| DATA LISTING |
+++

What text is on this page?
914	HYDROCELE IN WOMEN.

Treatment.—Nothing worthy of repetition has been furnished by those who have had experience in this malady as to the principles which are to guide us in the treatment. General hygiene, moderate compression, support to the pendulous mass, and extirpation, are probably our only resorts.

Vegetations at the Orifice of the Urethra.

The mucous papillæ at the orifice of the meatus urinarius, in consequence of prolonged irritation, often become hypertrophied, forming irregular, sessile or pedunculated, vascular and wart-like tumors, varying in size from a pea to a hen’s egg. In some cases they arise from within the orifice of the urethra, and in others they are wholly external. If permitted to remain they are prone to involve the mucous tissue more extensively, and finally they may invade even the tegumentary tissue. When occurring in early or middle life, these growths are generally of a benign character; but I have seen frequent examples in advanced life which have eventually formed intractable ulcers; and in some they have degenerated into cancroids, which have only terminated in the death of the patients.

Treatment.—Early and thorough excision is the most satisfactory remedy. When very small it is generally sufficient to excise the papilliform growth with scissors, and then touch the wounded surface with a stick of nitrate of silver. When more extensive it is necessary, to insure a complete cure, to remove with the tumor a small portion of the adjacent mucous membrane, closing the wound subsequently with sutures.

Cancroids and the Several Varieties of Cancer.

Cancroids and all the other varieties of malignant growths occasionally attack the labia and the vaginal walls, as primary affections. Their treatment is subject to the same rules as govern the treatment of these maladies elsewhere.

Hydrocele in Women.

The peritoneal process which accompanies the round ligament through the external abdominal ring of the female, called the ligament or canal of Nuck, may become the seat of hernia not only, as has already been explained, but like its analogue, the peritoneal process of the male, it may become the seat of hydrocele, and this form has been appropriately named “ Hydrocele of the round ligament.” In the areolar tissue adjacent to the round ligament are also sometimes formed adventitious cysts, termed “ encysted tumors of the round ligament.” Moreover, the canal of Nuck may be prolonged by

+++

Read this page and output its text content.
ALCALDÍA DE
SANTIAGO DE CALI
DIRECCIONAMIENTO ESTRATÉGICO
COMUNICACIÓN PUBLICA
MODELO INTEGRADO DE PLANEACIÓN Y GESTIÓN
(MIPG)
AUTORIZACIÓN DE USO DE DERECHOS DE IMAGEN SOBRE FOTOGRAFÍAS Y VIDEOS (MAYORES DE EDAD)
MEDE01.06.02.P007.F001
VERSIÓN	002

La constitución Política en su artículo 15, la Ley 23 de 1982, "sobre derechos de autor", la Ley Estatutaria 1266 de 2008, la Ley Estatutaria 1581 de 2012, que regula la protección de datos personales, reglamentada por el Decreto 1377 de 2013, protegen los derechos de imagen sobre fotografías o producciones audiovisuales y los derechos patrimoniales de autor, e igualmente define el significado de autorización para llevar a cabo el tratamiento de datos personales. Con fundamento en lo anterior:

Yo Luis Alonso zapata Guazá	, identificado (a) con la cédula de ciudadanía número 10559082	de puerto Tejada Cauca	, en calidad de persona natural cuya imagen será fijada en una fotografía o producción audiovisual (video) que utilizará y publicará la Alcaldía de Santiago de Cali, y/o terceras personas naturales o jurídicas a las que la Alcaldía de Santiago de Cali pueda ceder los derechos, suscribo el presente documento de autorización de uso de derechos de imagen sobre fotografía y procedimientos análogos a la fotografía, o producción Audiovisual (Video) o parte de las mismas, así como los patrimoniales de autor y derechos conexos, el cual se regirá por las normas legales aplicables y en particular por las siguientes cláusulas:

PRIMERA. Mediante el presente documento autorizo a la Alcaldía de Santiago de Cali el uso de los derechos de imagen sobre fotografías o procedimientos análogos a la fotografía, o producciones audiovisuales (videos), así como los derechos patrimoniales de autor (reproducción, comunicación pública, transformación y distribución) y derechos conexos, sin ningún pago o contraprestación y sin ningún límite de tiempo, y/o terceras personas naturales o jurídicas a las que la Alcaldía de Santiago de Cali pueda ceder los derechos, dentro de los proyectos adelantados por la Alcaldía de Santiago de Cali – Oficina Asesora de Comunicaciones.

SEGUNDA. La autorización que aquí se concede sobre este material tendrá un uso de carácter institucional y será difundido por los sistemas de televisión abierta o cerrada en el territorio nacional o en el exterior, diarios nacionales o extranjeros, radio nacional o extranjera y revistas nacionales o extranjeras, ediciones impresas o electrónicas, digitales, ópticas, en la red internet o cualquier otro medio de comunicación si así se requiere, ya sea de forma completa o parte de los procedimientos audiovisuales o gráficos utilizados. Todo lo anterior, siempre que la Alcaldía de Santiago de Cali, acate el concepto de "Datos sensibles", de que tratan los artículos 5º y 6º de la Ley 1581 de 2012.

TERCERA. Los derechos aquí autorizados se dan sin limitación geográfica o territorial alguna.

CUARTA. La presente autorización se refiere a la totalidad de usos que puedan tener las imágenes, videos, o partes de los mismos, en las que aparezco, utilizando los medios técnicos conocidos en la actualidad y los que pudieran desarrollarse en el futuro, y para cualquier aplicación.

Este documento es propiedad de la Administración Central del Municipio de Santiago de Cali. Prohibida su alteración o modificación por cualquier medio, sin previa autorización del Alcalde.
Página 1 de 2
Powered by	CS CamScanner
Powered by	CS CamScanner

+++

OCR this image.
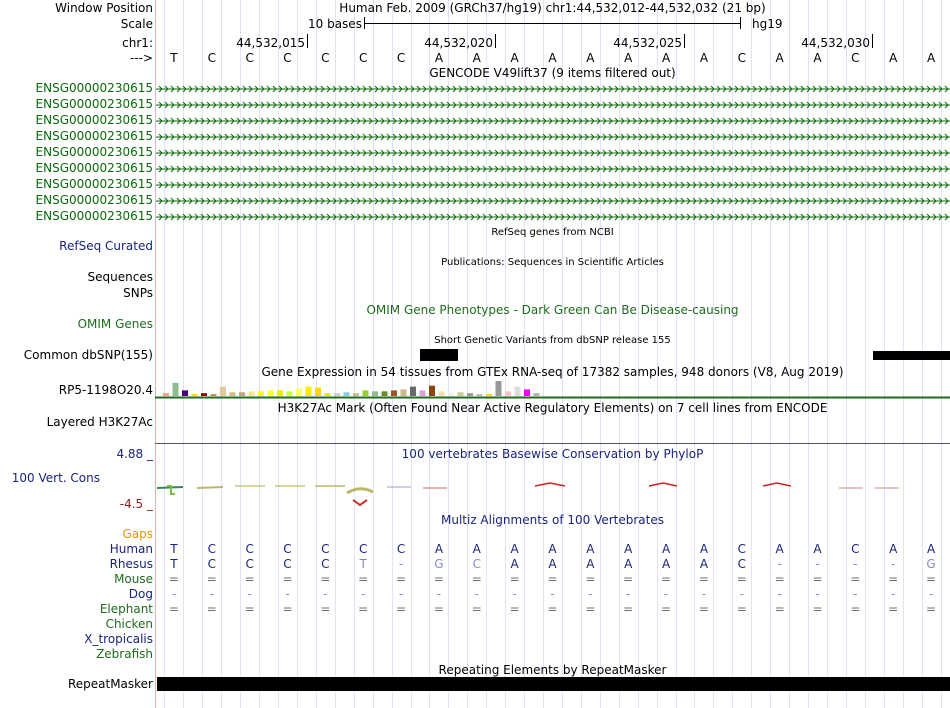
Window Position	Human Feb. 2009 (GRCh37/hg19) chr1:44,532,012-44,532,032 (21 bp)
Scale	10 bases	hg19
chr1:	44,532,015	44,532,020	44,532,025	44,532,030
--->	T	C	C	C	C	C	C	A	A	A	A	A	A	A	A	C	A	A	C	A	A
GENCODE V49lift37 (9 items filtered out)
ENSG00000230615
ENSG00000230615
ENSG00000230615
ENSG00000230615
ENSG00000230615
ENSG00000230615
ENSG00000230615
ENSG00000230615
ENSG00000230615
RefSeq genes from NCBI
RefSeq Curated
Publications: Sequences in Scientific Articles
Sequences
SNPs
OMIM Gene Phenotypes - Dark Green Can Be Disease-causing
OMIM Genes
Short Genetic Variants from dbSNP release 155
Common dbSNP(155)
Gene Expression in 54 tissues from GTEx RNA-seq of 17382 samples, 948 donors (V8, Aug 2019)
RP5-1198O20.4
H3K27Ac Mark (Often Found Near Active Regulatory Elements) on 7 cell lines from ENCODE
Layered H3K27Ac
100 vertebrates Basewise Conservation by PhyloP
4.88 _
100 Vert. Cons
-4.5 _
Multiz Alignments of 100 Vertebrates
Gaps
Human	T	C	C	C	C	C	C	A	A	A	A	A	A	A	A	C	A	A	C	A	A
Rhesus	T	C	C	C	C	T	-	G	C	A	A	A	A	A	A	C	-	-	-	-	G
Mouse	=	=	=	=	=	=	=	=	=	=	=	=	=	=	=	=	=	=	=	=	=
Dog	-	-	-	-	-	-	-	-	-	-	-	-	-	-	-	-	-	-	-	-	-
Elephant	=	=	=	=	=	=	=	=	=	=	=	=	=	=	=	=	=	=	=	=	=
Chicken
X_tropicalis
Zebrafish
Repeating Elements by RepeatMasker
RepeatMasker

+++

| EXERCISE |
For the string "Elements", count the lines of the preceding listing in which it appears, and report the count alone.

| SOLUTION TO THE PROBLEM |
2